**Problem**
Reproduce every entry exactly.

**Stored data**
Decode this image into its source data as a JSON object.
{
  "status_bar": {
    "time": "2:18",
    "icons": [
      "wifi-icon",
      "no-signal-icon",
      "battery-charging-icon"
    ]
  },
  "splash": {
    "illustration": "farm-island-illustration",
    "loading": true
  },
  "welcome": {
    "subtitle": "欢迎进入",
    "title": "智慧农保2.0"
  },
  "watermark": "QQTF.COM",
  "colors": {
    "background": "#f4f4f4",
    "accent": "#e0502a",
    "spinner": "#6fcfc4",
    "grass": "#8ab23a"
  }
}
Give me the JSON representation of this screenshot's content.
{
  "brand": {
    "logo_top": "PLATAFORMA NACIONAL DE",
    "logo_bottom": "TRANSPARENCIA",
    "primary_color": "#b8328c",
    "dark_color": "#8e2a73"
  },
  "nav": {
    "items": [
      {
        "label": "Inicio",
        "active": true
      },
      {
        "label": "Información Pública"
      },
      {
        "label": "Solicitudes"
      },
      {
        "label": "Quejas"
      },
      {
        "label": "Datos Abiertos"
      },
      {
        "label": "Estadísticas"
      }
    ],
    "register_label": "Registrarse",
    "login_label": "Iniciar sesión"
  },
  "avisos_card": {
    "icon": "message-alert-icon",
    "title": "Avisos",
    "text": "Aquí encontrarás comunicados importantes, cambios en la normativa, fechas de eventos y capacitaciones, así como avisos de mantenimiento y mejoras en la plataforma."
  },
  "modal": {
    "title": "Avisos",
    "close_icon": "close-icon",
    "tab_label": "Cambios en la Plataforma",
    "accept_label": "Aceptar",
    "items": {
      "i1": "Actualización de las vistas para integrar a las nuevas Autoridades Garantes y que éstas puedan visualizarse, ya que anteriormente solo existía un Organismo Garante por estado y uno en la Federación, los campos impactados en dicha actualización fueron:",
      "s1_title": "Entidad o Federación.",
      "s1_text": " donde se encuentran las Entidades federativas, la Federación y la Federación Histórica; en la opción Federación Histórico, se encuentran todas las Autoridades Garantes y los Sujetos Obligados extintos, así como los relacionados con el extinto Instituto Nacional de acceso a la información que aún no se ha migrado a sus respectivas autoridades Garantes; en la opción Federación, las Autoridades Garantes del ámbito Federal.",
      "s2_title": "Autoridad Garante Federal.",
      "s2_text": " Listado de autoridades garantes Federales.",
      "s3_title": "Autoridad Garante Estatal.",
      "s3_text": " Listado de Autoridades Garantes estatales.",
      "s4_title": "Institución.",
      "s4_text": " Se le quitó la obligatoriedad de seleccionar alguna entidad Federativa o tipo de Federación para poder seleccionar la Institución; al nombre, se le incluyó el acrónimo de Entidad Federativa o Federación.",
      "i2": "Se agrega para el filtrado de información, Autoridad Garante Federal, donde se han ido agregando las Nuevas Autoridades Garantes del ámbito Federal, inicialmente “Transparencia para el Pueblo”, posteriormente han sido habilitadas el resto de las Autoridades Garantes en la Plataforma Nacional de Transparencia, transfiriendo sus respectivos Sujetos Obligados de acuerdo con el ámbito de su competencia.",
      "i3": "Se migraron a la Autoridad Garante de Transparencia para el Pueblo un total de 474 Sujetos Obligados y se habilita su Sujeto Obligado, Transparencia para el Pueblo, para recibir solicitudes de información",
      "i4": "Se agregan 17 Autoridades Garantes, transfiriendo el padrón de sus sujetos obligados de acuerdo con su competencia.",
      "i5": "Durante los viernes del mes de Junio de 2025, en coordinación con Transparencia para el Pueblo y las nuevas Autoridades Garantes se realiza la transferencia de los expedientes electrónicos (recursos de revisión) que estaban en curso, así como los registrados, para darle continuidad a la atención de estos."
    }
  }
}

**Result for this exercise**
Decode this image into its source data as a JSON object.
{
  "status_bar": {
    "time": "2:18",
    "icons": [
      "wifi-icon",
      "no-signal-icon",
      "battery-charging-icon"
    ]
  },
  "splash": {
    "illustration": "farm-island-illustration",
    "loading": true
  },
  "welcome": {
    "subtitle": "欢迎进入",
    "title": "智慧农保2.0"
  },
  "watermark": "QQTF.COM",
  "colors": {
    "background": "#f4f4f4",
    "accent": "#e0502a",
    "spinner": "#6fcfc4",
    "grass": "#8ab23a"
  }
}
Give me the JSON representation of this screenshot's content.
{
  "brand": {
    "logo_top": "PLATAFORMA NACIONAL DE",
    "logo_bottom": "TRANSPARENCIA",
    "primary_color": "#b8328c",
    "dark_color": "#8e2a73"
  },
  "nav": {
    "items": [
      {
        "label": "Inicio",
        "active": true
      },
      {
        "label": "Información Pública"
      },
      {
        "label": "Solicitudes"
      },
      {
        "label": "Quejas"
      },
      {
        "label": "Datos Abiertos"
      },
      {
        "label": "Estadísticas"
      }
    ],
    "register_label": "Registrarse",
    "login_label": "Iniciar sesión"
  },
  "avisos_card": {
    "icon": "message-alert-icon",
    "title": "Avisos",
    "text": "Aquí encontrarás comunicados importantes, cambios en la normativa, fechas de eventos y capacitaciones, así como avisos de mantenimiento y mejoras en la plataforma."
  },
  "modal": {
    "title": "Avisos",
    "close_icon": "close-icon",
    "tab_label": "Cambios en la Plataforma",
    "accept_label": "Aceptar",
    "items": {
      "i1": "Actualización de las vistas para integrar a las nuevas Autoridades Garantes y que éstas puedan visualizarse, ya que anteriormente solo existía un Organismo Garante por estado y uno en la Federación, los campos impactados en dicha actualización fueron:",
      "s1_title": "Entidad o Federación.",
      "s1_text": " donde se encuentran las Entidades federativas, la Federación y la Federación Histórica; en la opción Federación Histórico, se encuentran todas las Autoridades Garantes y los Sujetos Obligados extintos, así como los relacionados con el extinto Instituto Nacional de acceso a la información que aún no se ha migrado a sus respectivas autoridades Garantes; en la opción Federación, las Autoridades Garantes del ámbito Federal.",
      "s2_title": "Autoridad Garante Federal.",
      "s2_text": " Listado de autoridades garantes Federales.",
      "s3_title": "Autoridad Garante Estatal.",
      "s3_text": " Listado de Autoridades Garantes estatales.",
      "s4_title": "Institución.",
      "s4_text": " Se le quitó la obligatoriedad de seleccionar alguna entidad Federativa o tipo de Federación para poder seleccionar la Institución; al nombre, se le incluyó el acrónimo de Entidad Federativa o Federación.",
      "i2": "Se agrega para el filtrado de información, Autoridad Garante Federal, donde se han ido agregando las Nuevas Autoridades Garantes del ámbito Federal, inicialmente “Transparencia para el Pueblo”, posteriormente han sido habilitadas el resto de las Autoridades Garantes en la Plataforma Nacional de Transparencia, transfiriendo sus respectivos Sujetos Obligados de acuerdo con el ámbito de su competencia.",
      "i3": "Se migraron a la Autoridad Garante de Transparencia para el Pueblo un total de 474 Sujetos Obligados y se habilita su Sujeto Obligado, Transparencia para el Pueblo, para recibir solicitudes de información",
      "i4": "Se agregan 17 Autoridades Garantes, transfiriendo el padrón de sus sujetos obligados de acuerdo con su competencia.",
      "i5": "Durante los viernes del mes de Junio de 2025, en coordinación con Transparencia para el Pueblo y las nuevas Autoridades Garantes se realiza la transferencia de los expedientes electrónicos (recursos de revisión) que estaban en curso, así como los registrados, para darle continuidad a la atención de estos."
    }
  }
}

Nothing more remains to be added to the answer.